WHAT YOU NEED TO DO. Give the stretch from the line containing "Where is each" through the line containing "Text: UR: UR (42, 278, 65, 292)" again, switching "figure" to "diagram" and leaving everything else unchanged.
---------- DATA SECTION
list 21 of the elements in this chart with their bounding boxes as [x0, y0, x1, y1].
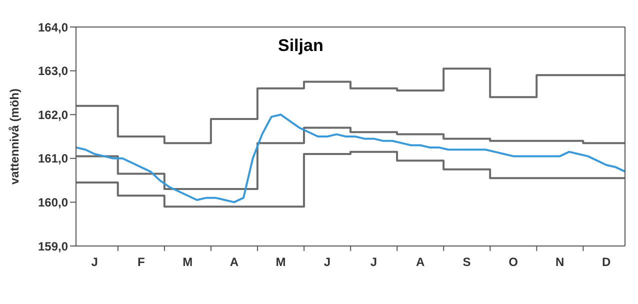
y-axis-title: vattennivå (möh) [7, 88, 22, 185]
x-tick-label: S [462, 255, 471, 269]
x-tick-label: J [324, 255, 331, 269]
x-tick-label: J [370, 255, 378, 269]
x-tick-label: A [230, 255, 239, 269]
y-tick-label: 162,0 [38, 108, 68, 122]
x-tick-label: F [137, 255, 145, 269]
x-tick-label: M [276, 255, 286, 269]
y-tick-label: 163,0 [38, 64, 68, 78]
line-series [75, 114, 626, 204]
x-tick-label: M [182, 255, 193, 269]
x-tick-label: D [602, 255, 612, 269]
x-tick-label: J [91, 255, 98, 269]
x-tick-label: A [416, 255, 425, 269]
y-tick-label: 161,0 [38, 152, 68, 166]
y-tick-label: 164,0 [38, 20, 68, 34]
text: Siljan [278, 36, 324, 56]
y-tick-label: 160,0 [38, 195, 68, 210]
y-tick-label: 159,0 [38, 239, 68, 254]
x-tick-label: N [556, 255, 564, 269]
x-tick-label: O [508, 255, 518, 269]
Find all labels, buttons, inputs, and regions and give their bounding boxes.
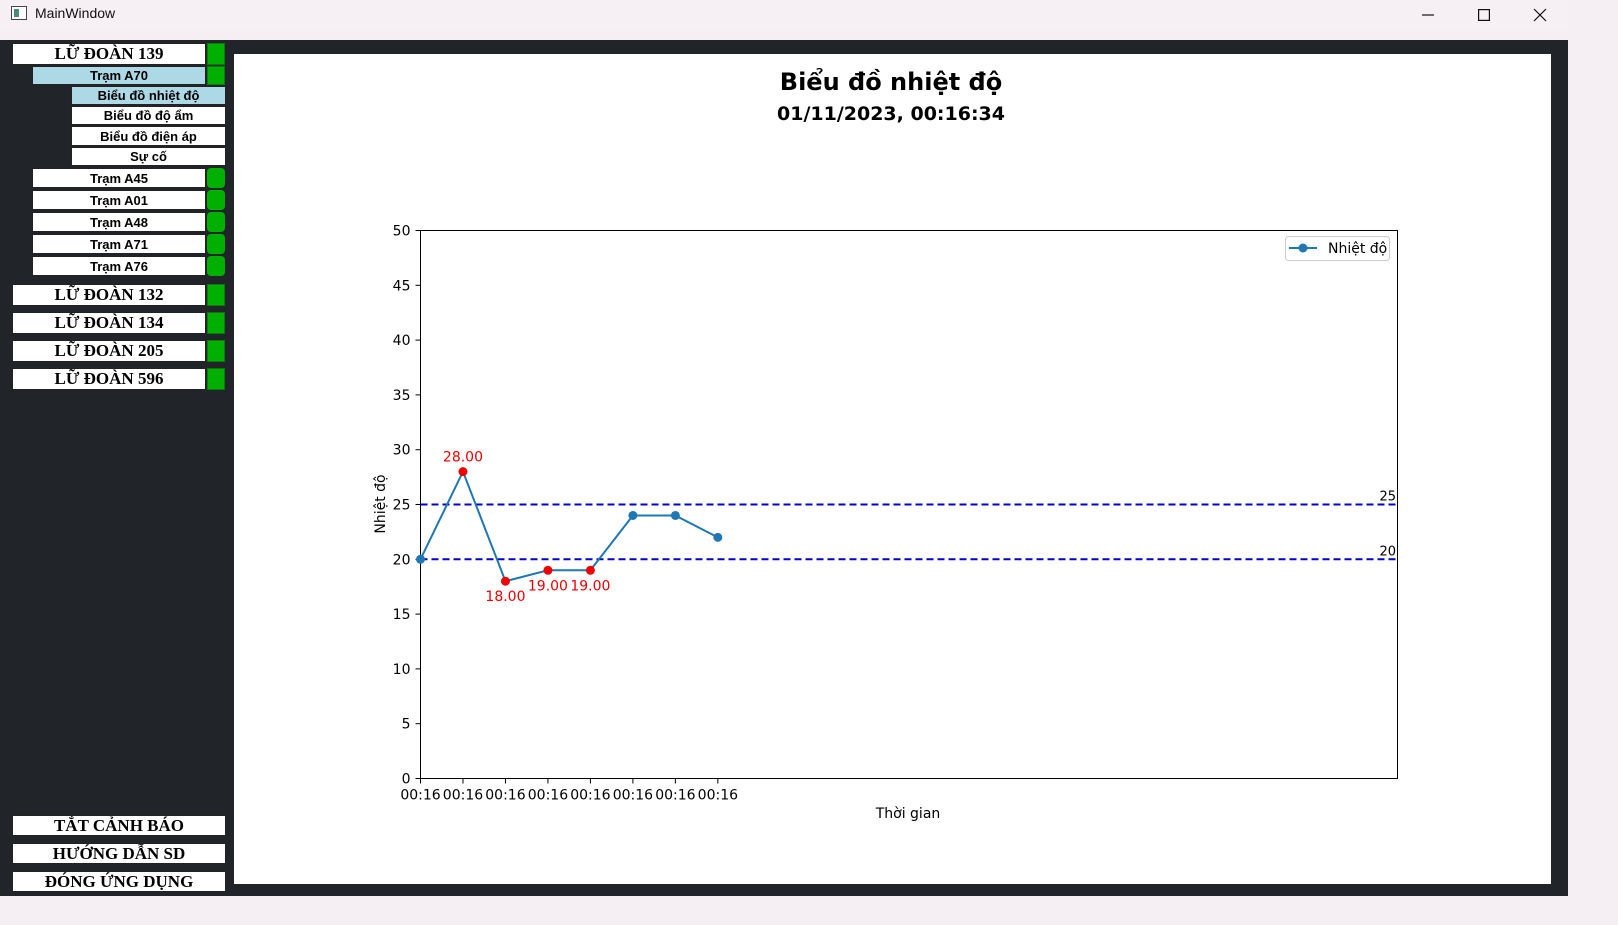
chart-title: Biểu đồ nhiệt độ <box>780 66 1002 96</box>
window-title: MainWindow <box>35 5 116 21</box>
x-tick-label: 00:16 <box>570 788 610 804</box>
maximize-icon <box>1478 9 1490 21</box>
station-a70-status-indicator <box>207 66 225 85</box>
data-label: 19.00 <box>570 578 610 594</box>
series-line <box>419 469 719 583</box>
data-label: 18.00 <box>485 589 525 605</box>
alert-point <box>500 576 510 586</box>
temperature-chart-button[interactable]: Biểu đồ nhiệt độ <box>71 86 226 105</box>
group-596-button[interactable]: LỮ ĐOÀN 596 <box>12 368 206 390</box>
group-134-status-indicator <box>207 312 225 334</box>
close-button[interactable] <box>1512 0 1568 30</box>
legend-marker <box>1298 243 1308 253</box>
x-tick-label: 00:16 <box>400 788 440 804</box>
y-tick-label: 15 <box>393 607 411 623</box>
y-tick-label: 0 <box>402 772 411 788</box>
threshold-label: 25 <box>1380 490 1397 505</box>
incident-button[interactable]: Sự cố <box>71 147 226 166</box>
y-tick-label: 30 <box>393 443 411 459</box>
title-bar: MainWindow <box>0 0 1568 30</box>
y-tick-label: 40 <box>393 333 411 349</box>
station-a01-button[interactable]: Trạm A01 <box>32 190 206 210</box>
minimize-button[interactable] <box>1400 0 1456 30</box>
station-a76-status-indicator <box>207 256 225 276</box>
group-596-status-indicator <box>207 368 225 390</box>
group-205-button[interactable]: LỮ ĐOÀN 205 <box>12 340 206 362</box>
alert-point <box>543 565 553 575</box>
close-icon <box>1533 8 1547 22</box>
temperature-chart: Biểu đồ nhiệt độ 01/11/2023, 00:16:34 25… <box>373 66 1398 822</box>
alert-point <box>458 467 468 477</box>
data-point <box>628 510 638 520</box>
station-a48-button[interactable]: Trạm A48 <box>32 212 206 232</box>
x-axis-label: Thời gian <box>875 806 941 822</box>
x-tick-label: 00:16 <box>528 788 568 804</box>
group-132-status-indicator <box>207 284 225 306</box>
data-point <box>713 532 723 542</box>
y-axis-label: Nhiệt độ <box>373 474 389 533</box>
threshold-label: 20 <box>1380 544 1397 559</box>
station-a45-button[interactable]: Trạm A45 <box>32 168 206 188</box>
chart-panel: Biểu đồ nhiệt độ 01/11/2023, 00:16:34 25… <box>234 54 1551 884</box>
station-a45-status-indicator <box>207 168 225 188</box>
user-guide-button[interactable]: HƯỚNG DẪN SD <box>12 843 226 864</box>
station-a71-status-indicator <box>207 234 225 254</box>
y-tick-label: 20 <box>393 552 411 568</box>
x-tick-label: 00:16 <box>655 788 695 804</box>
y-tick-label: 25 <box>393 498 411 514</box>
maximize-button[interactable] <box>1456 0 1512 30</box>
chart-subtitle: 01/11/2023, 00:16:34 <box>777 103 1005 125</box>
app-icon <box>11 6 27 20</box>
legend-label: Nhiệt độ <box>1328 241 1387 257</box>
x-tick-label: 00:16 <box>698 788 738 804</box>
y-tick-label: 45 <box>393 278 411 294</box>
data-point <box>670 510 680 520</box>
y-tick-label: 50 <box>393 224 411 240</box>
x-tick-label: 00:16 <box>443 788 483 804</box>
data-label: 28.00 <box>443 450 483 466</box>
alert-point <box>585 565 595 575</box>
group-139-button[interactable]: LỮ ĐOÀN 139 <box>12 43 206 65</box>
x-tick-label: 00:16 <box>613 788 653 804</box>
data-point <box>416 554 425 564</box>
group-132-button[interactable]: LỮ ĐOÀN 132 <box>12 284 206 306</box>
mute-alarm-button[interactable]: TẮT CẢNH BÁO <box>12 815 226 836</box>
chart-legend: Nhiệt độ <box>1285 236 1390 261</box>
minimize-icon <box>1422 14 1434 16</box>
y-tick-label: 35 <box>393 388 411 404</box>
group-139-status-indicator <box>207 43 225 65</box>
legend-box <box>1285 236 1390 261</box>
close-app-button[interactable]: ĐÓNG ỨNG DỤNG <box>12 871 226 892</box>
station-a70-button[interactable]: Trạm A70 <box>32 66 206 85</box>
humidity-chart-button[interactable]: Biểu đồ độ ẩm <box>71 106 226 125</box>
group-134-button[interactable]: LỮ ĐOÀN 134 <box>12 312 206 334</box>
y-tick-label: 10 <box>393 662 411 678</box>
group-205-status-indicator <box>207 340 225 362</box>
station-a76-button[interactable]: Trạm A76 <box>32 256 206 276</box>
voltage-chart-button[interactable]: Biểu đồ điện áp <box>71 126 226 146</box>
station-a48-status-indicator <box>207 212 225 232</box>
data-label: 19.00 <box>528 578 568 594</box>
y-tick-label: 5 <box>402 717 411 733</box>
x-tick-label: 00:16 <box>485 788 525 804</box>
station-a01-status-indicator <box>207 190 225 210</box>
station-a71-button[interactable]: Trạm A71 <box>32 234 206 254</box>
--------------------
---------- DATA SECTION
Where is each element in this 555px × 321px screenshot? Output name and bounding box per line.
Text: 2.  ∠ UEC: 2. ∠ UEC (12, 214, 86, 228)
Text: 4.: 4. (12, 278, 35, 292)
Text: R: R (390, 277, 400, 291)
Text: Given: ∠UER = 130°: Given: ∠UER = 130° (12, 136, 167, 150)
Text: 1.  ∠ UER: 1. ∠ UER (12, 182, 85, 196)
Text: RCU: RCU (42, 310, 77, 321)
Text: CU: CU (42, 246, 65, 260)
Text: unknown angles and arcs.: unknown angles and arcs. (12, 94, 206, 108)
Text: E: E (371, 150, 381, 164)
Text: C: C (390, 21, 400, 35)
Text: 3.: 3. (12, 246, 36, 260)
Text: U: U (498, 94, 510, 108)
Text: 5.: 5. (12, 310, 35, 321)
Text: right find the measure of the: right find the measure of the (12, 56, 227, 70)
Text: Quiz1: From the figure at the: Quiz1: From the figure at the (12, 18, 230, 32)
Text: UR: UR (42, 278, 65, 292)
--------------------
TASK SOLUTION.
Where is each element in this 555px × 321px screenshot? Output name and bounding box per line.
Text: 2.  ∠ UEC: 2. ∠ UEC (12, 214, 86, 228)
Text: 4.: 4. (12, 278, 35, 292)
Text: R: R (390, 277, 400, 291)
Text: Given: ∠UER = 130°: Given: ∠UER = 130° (12, 136, 167, 150)
Text: 1.  ∠ UER: 1. ∠ UER (12, 182, 85, 196)
Text: RCU: RCU (42, 310, 77, 321)
Text: CU: CU (42, 246, 65, 260)
Text: unknown angles and arcs.: unknown angles and arcs. (12, 94, 206, 108)
Text: E: E (371, 150, 381, 164)
Text: C: C (390, 21, 400, 35)
Text: 3.: 3. (12, 246, 36, 260)
Text: U: U (498, 94, 510, 108)
Text: 5.: 5. (12, 310, 35, 321)
Text: right find the measure of the: right find the measure of the (12, 56, 227, 70)
Text: Quiz1: From the diagram at the: Quiz1: From the diagram at the (12, 18, 230, 32)
Text: UR: UR (42, 278, 65, 292)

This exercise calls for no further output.